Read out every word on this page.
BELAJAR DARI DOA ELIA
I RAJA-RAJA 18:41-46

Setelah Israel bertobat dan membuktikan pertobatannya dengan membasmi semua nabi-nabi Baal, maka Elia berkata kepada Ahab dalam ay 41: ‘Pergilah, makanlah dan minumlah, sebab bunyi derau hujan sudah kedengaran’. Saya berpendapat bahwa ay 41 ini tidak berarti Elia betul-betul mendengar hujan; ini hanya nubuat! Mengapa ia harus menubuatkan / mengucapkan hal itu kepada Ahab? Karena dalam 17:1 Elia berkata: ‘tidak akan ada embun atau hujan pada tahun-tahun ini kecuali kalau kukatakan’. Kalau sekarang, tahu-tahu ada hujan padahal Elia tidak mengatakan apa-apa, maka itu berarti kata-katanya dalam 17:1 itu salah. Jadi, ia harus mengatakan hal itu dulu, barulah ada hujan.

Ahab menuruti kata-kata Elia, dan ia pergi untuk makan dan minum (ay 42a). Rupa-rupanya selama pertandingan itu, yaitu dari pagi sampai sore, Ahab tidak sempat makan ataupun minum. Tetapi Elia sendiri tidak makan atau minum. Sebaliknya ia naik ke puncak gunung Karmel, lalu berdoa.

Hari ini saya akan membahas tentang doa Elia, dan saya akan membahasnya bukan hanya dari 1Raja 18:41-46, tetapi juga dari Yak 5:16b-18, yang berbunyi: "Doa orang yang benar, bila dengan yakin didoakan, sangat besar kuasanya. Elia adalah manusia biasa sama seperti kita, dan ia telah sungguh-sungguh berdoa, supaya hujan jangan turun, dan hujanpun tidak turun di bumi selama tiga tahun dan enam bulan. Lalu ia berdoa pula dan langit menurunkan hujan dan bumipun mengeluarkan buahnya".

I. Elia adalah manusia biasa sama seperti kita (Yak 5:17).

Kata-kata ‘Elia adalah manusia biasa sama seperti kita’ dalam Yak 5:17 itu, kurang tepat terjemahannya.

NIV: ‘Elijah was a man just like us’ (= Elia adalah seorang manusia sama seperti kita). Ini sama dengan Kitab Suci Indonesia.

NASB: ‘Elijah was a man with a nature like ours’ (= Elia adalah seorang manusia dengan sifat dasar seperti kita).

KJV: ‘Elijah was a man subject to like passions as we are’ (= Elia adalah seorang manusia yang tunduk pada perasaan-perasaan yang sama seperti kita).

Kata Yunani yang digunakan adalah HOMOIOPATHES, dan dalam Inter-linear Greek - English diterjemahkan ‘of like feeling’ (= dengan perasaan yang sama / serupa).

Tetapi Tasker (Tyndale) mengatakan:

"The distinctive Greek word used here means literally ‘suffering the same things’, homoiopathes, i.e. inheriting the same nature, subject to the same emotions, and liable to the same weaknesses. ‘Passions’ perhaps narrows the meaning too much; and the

=-=-=

Only lines holding the string "word" are wanted; gather each one from the entries above.

» SOLUTION:
Read out every word on this page.
"The distinctive Greek word used here means literally ‘suffering the same things’, homoiopathes, i.e. inheriting the same nature, subject to the same emotions, and liable to the same weaknesses. ‘Passions’ perhaps narrows the meaning too much; and the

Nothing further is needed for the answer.